__Provided entries__
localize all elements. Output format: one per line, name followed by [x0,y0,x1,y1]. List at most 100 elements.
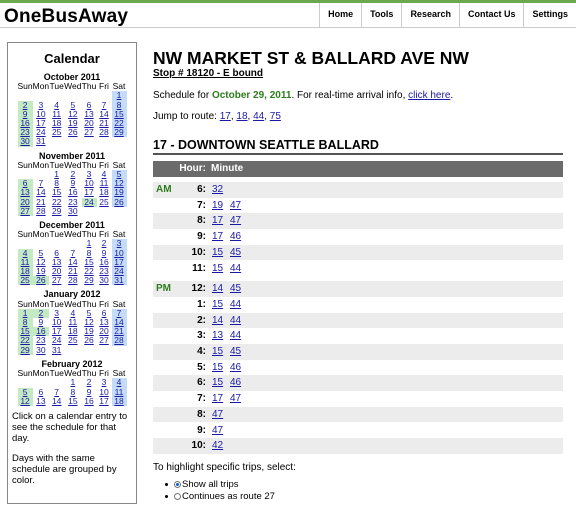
minute-link[interactable]: 15 [212,298,224,310]
day-link[interactable]: 2 [38,307,44,318]
day-link[interactable]: 25 [99,196,109,207]
day-link[interactable]: 19 [114,187,124,198]
day-link[interactable]: 23 [99,266,109,277]
day-link[interactable]: 6 [54,247,60,258]
minute-link[interactable]: 32 [212,184,224,195]
day-link[interactable]: 11 [20,256,30,267]
day-link[interactable]: 24 [51,335,62,346]
minute-link[interactable]: 15 [212,346,224,357]
minute-link[interactable]: 47 [212,408,224,420]
minute-link[interactable]: 45 [230,283,242,295]
minute-link[interactable]: 45 [230,246,242,258]
day-link[interactable]: 12 [114,178,124,189]
day-link[interactable]: 24 [114,266,124,277]
day-link[interactable]: 7 [70,247,76,258]
day-link[interactable]: 2 [86,377,92,388]
day-link[interactable]: 13 [84,108,94,119]
minute-link[interactable]: 42 [212,440,224,452]
day-link[interactable]: 4 [116,377,122,388]
day-link[interactable]: 21 [114,326,124,337]
day-link[interactable]: 9 [86,386,92,397]
day-link[interactable]: 10 [99,386,109,397]
day-link[interactable]: 15 [20,326,30,337]
minute-link[interactable]: 19 [212,199,224,211]
day-link[interactable]: 1 [86,238,92,249]
realtime-link[interactable]: click here [408,90,451,101]
day-link[interactable]: 5 [86,307,92,318]
minute-link[interactable]: 17 [212,393,224,405]
day-link[interactable]: 11 [52,108,62,119]
minute-link[interactable]: 15 [212,361,224,373]
day-link[interactable]: 12 [36,256,46,267]
day-link[interactable]: 13 [51,256,62,267]
day-link[interactable]: 4 [101,169,107,180]
day-link[interactable]: 31 [114,275,124,286]
day-link[interactable]: 27 [99,335,109,346]
day-link[interactable]: 15 [84,256,94,267]
day-link[interactable]: 17 [114,256,124,267]
minute-link[interactable]: 14 [212,283,224,295]
day-link[interactable]: 16 [68,187,78,198]
day-link[interactable]: 22 [20,335,30,346]
day-link[interactable]: 9 [70,178,76,189]
day-link[interactable]: 6 [86,99,92,110]
day-link[interactable]: 3 [38,99,44,110]
minute-link[interactable]: 46 [230,361,242,373]
minute-link[interactable]: 47 [212,424,224,436]
day-link[interactable]: 8 [86,247,92,258]
day-link[interactable]: 21 [99,118,109,129]
day-link[interactable]: 5 [116,169,122,180]
nav-link[interactable]: Research [401,3,459,27]
day-link[interactable]: 14 [99,108,109,119]
day-link[interactable]: 18 [68,326,78,337]
day-link[interactable]: 29 [84,275,94,286]
day-link[interactable]: 3 [101,377,107,388]
route-link[interactable]: 44 [253,111,265,122]
day-link[interactable]: 9 [101,247,107,258]
day-link[interactable]: 9 [22,108,28,119]
day-link[interactable]: 6 [101,307,107,318]
day-link[interactable]: 21 [68,266,78,277]
day-link[interactable]: 2 [70,169,76,180]
minute-link[interactable]: 45 [230,346,242,357]
day-link[interactable]: 13 [36,395,46,406]
day-link[interactable]: 11 [114,386,124,397]
day-link[interactable]: 26 [84,335,94,346]
day-link[interactable]: 16 [36,326,46,337]
day-link[interactable]: 22 [84,266,94,277]
day-link[interactable]: 16 [99,256,109,267]
day-link[interactable]: 14 [114,317,124,328]
minute-link[interactable]: 13 [212,330,224,342]
day-link[interactable]: 2 [22,99,28,110]
day-link[interactable]: 30 [68,205,78,216]
day-link[interactable]: 20 [99,326,109,337]
day-link[interactable]: 5 [22,386,28,397]
day-link[interactable]: 26 [114,196,124,207]
day-link[interactable]: 4 [54,99,60,110]
day-link[interactable]: 30 [36,344,46,355]
day-link[interactable]: 4 [22,247,28,258]
day-link[interactable]: 24 [36,127,46,138]
minute-link[interactable]: 47 [230,393,242,405]
minute-link[interactable]: 14 [212,314,224,326]
day-link[interactable]: 17 [99,395,109,406]
nav-link[interactable]: Home [319,3,361,27]
day-link[interactable]: 8 [116,99,122,110]
day-link[interactable]: 31 [36,136,46,147]
day-link[interactable]: 7 [116,307,122,318]
day-link[interactable]: 28 [114,335,124,346]
day-link[interactable]: 27 [84,127,94,138]
minute-link[interactable]: 46 [230,231,242,243]
minute-link[interactable]: 44 [230,314,242,326]
day-link[interactable]: 21 [36,196,46,207]
day-link[interactable]: 14 [51,395,62,406]
day-link[interactable]: 2 [101,238,107,249]
day-link[interactable]: 15 [68,395,78,406]
day-link[interactable]: 5 [38,247,44,258]
day-link[interactable]: 13 [99,317,109,328]
day-link[interactable]: 28 [99,127,109,138]
nav-link[interactable]: Settings [523,3,576,27]
day-link[interactable]: 27 [51,275,62,286]
day-link[interactable]: 5 [70,99,76,110]
day-link[interactable]: 15 [51,187,62,198]
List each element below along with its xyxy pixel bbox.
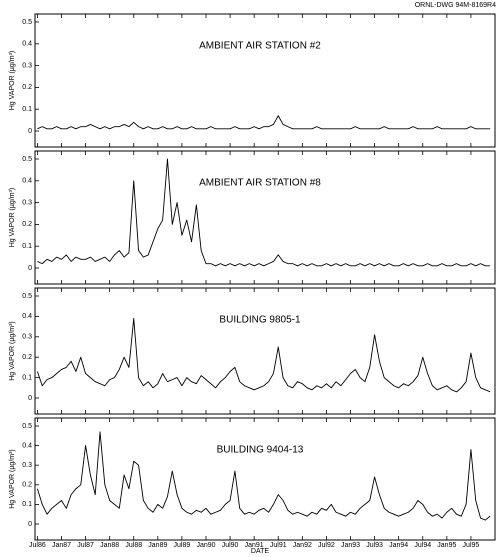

__Objective__
Please express the part of the items above that opens with the line containing "minute-link[interactable]: 15 [212,298,224,310]" and closes with the line containing "day-link[interactable]: 2 [86,377,92,388]" as a Markdown table, with Row holding the row number and Line holding the line. Skip blank lines, and include both end lines.

__Complete output__
| Row | Line |
|---|---|
| 1 | minute-link[interactable]: 15 [212,298,224,310] |
| 2 | day-link[interactable]: 2 [38,307,44,318] |
| 3 | day-link[interactable]: 25 [99,196,109,207] |
| 4 | day-link[interactable]: 19 [114,187,124,198] |
| 5 | day-link[interactable]: 23 [99,266,109,277] |
| 6 | day-link[interactable]: 6 [54,247,60,258] |
| 7 | minute-link[interactable]: 32 [212,184,224,195] |
| 8 | day-link[interactable]: 11 [20,256,30,267] |
| 9 | day-link[interactable]: 24 [51,335,62,346] |
| 10 | minute-link[interactable]: 15 [212,346,224,357] |
| 11 | minute-link[interactable]: 47 [212,408,224,420] |
| 12 | minute-link[interactable]: 45 [230,283,242,295] |
| 13 | minute-link[interactable]: 45 [230,246,242,258] |
| 14 | day-link[interactable]: 12 [114,178,124,189] |
| 15 | day-link[interactable]: 24 [114,266,124,277] |
| 16 | day-link[interactable]: 7 [70,247,76,258] |
| 17 | day-link[interactable]: 2 [86,377,92,388] |